→ **Exercise directions**
Copy every line from the records below that holds the word "العنصريين".

[Start of Dataset records]

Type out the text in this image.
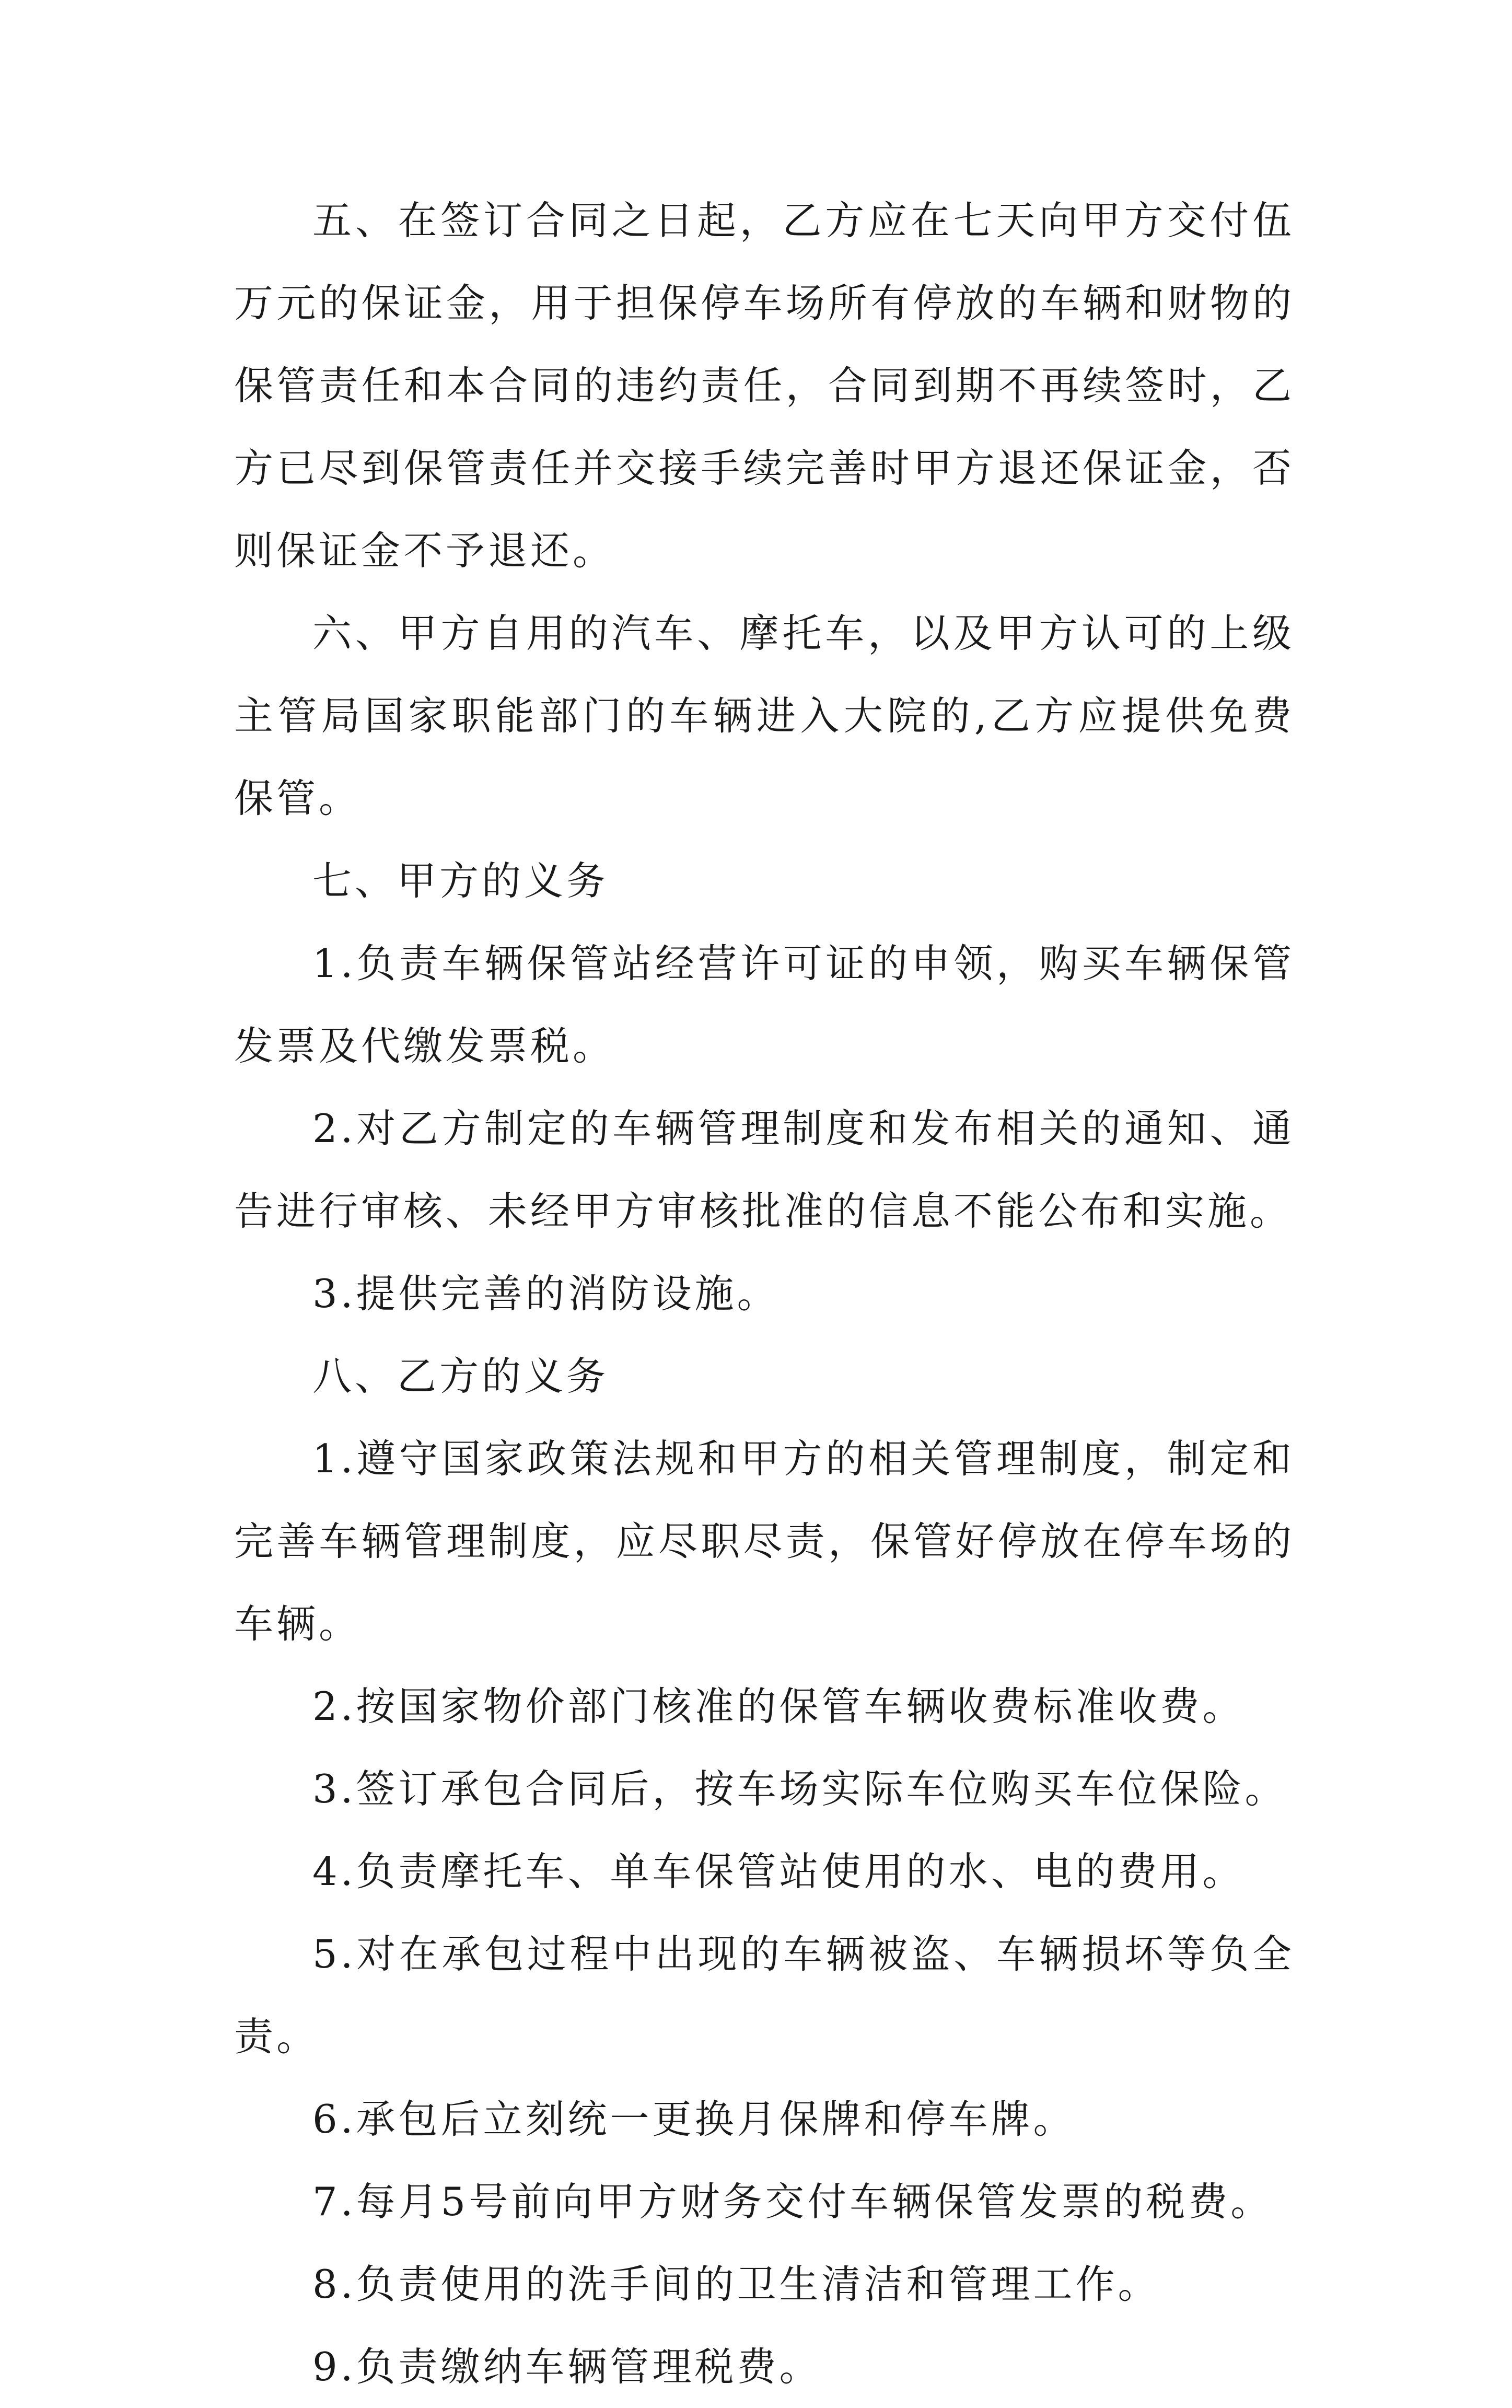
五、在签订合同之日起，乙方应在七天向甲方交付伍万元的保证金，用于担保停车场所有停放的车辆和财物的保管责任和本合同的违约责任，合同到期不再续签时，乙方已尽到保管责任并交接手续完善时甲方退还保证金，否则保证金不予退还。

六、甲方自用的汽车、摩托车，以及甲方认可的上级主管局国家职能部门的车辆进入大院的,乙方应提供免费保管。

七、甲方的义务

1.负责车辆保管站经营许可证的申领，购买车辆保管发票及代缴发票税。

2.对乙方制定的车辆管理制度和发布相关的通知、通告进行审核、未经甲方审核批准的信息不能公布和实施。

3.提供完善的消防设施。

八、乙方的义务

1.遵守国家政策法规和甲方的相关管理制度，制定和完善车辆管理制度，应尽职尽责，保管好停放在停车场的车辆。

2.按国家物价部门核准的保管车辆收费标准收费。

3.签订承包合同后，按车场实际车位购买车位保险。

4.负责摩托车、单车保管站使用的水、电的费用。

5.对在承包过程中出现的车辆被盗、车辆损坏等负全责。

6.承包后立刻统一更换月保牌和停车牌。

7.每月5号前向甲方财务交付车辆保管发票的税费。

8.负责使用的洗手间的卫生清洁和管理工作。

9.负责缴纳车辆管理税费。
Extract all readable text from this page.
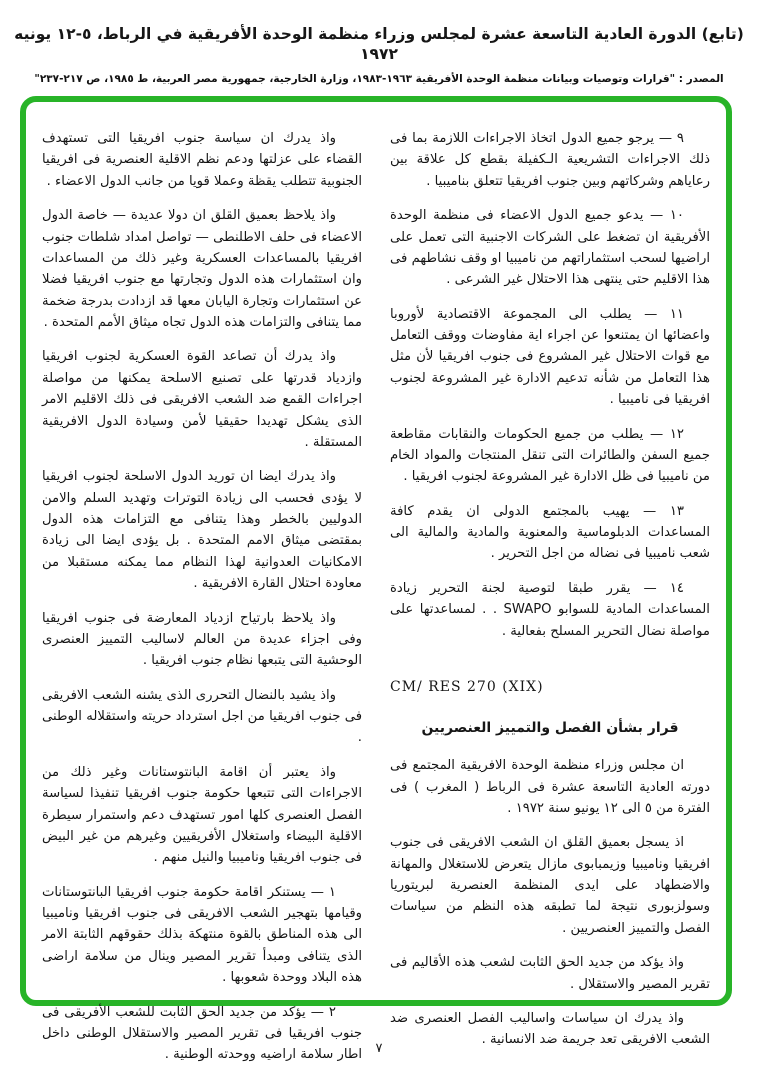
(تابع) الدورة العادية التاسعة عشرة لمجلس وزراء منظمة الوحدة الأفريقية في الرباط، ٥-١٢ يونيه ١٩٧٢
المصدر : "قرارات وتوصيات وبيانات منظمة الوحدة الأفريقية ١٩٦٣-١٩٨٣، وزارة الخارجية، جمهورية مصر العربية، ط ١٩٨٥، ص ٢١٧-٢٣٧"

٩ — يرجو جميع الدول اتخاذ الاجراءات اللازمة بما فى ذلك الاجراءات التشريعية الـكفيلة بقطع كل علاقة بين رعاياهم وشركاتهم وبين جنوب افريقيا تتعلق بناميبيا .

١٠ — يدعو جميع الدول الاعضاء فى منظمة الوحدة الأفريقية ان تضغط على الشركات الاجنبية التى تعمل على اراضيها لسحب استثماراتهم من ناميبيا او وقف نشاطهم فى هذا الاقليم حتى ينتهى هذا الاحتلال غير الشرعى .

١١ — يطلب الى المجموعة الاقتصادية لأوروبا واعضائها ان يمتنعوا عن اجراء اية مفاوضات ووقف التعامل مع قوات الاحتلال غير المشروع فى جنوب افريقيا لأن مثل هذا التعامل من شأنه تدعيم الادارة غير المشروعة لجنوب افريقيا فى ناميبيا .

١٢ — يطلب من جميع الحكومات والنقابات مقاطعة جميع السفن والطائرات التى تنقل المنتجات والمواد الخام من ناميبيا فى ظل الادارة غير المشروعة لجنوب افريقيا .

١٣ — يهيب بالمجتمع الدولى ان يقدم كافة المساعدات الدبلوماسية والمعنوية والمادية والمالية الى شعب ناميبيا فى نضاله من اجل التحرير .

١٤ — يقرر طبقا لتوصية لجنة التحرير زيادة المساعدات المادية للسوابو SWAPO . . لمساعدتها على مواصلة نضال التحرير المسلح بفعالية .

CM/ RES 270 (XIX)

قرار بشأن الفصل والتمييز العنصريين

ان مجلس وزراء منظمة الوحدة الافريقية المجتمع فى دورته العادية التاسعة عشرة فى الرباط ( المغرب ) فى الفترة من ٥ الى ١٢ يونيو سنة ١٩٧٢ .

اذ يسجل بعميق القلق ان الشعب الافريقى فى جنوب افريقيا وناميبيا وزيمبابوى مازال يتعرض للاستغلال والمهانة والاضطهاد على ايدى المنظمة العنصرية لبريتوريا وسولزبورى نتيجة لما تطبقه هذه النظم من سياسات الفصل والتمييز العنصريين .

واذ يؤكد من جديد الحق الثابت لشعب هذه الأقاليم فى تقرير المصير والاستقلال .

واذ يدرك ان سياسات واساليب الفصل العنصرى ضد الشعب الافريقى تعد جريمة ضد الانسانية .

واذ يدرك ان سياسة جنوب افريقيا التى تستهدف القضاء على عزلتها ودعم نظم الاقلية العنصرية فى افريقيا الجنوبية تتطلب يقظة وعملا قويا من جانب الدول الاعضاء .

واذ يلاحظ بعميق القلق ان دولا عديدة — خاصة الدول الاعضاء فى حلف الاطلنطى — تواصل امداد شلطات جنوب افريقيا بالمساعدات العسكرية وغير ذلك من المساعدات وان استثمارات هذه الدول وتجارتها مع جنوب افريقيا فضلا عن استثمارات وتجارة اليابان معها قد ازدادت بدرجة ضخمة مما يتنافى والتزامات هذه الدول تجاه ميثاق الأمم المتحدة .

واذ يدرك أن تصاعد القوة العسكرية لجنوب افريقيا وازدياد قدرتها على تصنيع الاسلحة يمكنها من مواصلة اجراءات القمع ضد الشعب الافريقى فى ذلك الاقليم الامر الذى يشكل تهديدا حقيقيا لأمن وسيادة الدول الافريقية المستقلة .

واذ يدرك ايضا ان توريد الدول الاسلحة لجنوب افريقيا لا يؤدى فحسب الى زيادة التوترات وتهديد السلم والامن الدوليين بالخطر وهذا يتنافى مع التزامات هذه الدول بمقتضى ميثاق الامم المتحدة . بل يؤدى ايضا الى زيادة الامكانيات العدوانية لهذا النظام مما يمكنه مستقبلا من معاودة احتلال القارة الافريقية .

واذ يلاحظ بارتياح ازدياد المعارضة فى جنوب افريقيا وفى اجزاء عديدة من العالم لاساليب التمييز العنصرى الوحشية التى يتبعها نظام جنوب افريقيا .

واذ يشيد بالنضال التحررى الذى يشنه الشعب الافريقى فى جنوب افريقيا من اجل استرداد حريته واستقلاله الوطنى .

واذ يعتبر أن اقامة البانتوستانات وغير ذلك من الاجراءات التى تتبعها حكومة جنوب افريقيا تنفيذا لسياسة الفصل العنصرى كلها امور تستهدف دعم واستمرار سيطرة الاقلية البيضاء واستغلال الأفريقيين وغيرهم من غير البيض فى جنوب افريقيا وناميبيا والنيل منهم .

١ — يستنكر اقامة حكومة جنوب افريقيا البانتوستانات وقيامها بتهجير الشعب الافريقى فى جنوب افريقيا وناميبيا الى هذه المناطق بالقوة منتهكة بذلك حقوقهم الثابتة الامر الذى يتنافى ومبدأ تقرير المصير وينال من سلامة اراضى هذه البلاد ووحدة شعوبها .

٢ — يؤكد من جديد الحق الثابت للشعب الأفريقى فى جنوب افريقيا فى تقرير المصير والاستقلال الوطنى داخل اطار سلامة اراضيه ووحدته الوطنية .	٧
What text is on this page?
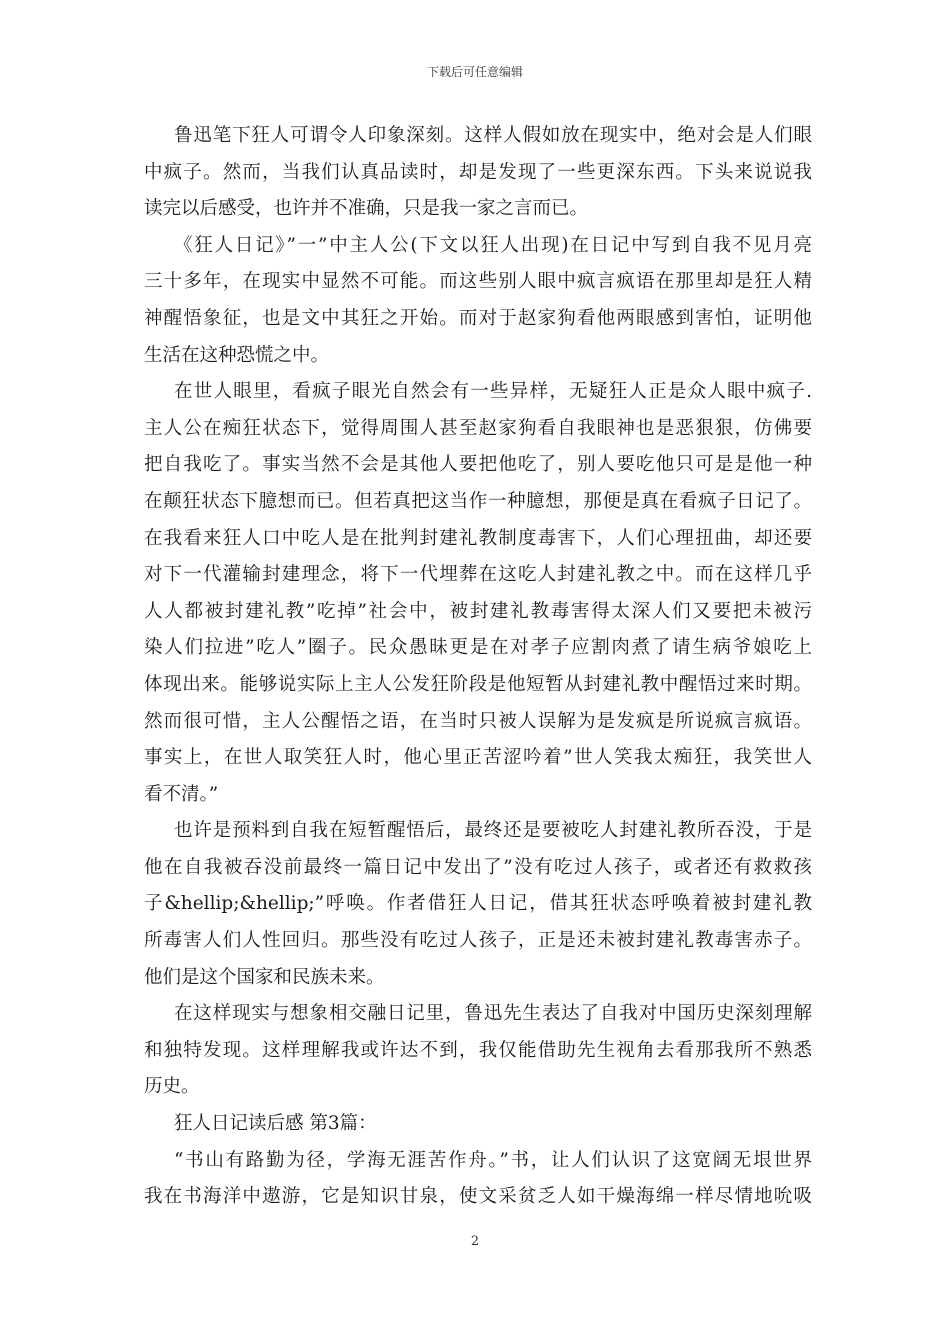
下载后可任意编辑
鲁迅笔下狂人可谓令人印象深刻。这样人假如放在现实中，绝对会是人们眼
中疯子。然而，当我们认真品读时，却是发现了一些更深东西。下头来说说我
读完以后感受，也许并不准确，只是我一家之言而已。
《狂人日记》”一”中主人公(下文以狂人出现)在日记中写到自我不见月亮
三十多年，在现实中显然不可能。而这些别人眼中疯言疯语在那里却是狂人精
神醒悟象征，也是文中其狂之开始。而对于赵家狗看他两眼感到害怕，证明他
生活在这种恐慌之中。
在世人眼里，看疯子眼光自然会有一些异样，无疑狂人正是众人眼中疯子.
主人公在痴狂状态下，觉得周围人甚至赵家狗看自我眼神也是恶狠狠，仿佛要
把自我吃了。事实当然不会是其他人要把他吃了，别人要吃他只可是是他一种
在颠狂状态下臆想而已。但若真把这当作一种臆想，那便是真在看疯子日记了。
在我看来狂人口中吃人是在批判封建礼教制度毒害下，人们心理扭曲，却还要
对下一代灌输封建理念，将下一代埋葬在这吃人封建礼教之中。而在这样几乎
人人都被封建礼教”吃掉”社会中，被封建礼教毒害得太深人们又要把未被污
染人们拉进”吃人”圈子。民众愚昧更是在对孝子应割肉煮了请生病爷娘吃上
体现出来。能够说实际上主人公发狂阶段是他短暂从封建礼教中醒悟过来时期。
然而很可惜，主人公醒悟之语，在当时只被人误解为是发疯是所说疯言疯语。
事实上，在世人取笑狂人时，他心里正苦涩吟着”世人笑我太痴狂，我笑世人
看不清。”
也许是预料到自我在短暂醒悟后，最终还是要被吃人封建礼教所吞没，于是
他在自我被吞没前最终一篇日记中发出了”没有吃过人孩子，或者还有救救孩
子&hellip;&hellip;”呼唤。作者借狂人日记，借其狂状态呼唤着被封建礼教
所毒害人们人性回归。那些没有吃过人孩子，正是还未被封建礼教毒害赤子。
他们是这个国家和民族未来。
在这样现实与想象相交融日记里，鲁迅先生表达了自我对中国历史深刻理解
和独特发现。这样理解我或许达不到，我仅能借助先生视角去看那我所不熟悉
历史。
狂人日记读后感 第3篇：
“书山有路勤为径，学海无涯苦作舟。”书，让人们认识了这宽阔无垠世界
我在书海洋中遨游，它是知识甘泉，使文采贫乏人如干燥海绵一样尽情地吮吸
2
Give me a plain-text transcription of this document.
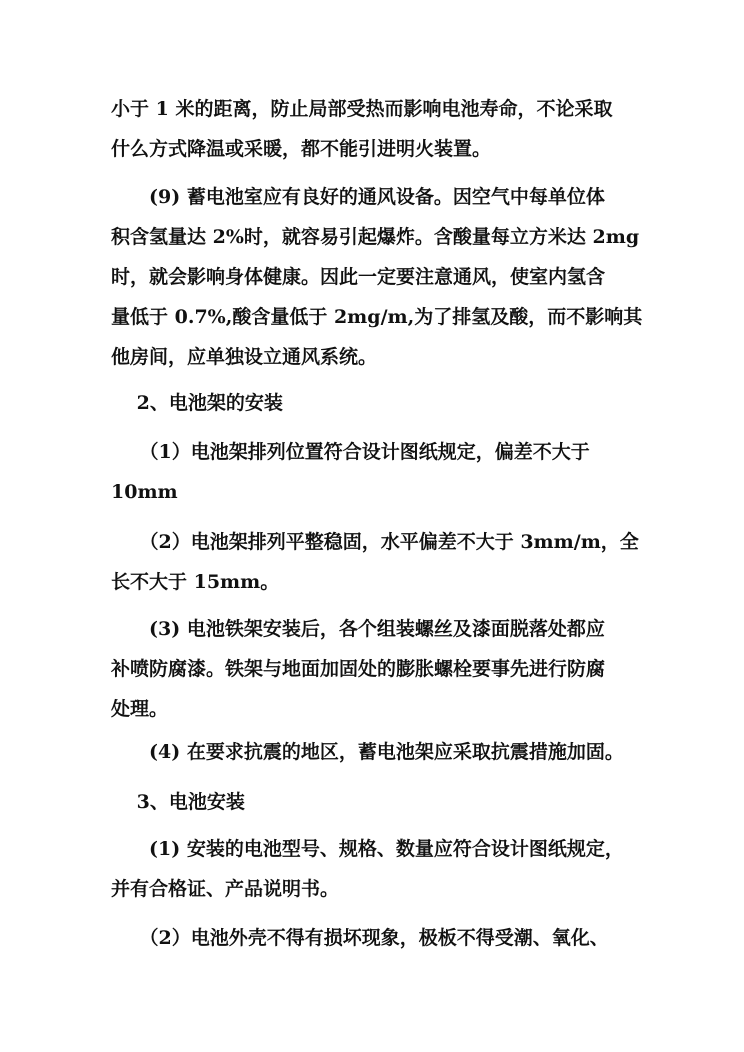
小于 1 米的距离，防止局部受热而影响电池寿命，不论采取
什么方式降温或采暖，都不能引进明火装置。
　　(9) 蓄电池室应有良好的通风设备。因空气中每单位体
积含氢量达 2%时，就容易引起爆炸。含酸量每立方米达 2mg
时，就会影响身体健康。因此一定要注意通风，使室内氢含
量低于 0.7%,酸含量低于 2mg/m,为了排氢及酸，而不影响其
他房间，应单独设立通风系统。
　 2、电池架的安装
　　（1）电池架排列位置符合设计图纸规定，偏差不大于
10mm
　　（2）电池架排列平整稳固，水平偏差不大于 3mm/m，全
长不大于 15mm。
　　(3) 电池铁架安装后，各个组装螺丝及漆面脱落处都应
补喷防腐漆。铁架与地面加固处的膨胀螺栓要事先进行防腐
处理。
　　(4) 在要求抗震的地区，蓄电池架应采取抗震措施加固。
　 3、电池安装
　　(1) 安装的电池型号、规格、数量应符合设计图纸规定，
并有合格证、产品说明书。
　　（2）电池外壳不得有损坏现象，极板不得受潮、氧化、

[End of Dataset records]

→ **Output for this exercise**
قرار بشأن الفصل والتمييز العنصريين
اذ يسجل بعميق القلق ان الشعب الافريقى فى جنوب افريقيا وناميبيا وزيمبابوى مازال يتعرض للاستغلال والمهانة والاضطهاد على ايدى المنظمة العنصرية لبريتوريا وسولزبورى نتيجة لما تطبقه هذه النظم من سياسات الفصل والتمييز العنصريين .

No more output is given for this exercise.